Exercise objective: Search the material below for the string "GIFT" and extract each line that has it.

Listed records:
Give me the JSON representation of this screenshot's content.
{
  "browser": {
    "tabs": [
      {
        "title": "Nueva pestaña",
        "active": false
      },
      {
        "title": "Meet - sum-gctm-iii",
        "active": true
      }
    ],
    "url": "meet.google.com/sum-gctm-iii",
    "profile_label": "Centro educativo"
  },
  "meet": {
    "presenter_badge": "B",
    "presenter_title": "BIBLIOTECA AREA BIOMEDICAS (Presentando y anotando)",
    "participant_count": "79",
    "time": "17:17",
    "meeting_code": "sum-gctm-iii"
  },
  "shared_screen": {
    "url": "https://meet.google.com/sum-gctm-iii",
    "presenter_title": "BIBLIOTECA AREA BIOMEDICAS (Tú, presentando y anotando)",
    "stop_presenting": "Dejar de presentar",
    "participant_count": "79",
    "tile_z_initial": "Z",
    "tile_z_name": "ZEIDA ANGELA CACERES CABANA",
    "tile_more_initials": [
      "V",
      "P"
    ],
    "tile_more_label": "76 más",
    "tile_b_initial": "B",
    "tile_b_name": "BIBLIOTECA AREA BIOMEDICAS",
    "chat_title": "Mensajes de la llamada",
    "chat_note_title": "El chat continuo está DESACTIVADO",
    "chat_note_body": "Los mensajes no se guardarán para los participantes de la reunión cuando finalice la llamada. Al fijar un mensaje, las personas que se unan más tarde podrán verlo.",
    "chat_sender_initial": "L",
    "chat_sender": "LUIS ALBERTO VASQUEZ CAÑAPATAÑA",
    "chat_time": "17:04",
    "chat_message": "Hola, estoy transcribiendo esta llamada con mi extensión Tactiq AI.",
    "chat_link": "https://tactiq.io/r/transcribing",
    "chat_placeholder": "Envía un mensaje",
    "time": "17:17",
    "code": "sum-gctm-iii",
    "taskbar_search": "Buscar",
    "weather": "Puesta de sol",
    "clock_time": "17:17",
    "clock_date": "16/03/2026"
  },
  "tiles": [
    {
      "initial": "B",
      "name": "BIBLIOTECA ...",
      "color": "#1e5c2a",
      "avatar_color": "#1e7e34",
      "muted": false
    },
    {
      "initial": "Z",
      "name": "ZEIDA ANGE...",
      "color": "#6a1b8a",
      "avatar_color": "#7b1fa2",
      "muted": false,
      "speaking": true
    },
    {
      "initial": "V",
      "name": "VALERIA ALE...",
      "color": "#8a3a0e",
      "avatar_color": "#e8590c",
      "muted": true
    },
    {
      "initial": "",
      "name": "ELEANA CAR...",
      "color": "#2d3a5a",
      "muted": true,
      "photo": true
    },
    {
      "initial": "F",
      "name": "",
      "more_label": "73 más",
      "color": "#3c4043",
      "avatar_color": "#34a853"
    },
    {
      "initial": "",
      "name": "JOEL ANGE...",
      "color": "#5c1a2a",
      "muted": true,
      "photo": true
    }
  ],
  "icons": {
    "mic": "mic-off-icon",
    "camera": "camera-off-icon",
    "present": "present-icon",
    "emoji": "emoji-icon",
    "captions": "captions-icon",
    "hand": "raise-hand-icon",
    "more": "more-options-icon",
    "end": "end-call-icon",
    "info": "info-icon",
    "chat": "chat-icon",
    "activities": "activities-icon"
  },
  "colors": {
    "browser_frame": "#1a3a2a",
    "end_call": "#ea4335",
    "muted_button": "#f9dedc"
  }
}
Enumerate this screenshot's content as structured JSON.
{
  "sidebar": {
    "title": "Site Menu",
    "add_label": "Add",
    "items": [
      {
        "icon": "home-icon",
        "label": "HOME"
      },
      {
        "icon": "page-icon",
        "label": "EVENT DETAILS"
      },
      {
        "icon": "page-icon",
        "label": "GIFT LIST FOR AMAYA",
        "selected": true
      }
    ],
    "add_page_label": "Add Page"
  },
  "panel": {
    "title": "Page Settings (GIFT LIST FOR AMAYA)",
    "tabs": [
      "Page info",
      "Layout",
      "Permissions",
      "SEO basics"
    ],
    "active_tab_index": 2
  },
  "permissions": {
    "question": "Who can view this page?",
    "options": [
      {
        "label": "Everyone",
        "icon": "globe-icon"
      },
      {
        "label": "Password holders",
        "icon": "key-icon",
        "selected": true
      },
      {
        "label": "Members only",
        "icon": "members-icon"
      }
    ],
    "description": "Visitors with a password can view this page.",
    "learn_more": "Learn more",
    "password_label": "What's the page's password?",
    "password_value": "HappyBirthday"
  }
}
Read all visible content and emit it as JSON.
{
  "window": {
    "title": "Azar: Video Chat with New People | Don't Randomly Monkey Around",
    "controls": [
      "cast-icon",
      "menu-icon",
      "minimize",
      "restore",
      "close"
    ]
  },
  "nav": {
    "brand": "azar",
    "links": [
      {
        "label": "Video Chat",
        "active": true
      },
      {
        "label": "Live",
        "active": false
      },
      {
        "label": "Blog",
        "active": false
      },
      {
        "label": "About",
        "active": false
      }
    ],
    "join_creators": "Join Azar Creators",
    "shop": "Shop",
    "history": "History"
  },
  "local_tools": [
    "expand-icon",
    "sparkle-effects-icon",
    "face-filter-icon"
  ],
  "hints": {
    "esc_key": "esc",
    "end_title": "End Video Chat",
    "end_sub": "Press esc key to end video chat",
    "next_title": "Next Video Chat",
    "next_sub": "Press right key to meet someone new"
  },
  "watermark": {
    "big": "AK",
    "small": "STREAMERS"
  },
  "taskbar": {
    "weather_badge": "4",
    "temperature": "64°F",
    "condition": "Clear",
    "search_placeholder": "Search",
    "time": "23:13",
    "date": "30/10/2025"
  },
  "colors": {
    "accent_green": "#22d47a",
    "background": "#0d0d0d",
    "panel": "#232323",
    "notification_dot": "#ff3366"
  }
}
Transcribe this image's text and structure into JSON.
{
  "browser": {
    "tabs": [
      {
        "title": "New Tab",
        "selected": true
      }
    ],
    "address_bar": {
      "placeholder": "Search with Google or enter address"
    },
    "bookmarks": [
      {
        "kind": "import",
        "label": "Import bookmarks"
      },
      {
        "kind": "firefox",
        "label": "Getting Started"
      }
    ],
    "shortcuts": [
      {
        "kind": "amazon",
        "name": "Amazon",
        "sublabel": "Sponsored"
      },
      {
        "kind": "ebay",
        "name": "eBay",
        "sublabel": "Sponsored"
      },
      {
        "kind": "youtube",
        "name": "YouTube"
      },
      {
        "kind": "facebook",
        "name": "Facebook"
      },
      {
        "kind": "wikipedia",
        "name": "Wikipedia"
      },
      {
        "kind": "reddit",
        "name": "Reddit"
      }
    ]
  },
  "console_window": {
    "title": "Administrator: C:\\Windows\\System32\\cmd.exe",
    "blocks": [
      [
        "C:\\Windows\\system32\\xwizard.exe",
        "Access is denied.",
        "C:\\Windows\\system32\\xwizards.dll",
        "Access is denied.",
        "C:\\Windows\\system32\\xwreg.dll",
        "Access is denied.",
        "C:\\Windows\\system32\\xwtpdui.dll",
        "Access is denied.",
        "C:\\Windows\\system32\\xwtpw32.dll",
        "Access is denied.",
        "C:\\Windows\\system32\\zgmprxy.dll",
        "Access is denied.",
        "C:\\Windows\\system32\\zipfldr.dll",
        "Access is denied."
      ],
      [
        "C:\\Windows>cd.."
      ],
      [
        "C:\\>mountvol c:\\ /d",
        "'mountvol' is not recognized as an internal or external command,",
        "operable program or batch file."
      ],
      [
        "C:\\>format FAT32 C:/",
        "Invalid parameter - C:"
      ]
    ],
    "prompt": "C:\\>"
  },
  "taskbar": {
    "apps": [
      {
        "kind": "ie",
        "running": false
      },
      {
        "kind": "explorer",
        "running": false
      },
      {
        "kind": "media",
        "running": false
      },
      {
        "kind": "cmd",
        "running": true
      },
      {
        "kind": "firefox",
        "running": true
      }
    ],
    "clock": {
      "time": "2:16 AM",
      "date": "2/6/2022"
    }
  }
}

Complete response:
        "label": "GIFT LIST FOR AMAYA",
    "title": "Page Settings (GIFT LIST FOR AMAYA)",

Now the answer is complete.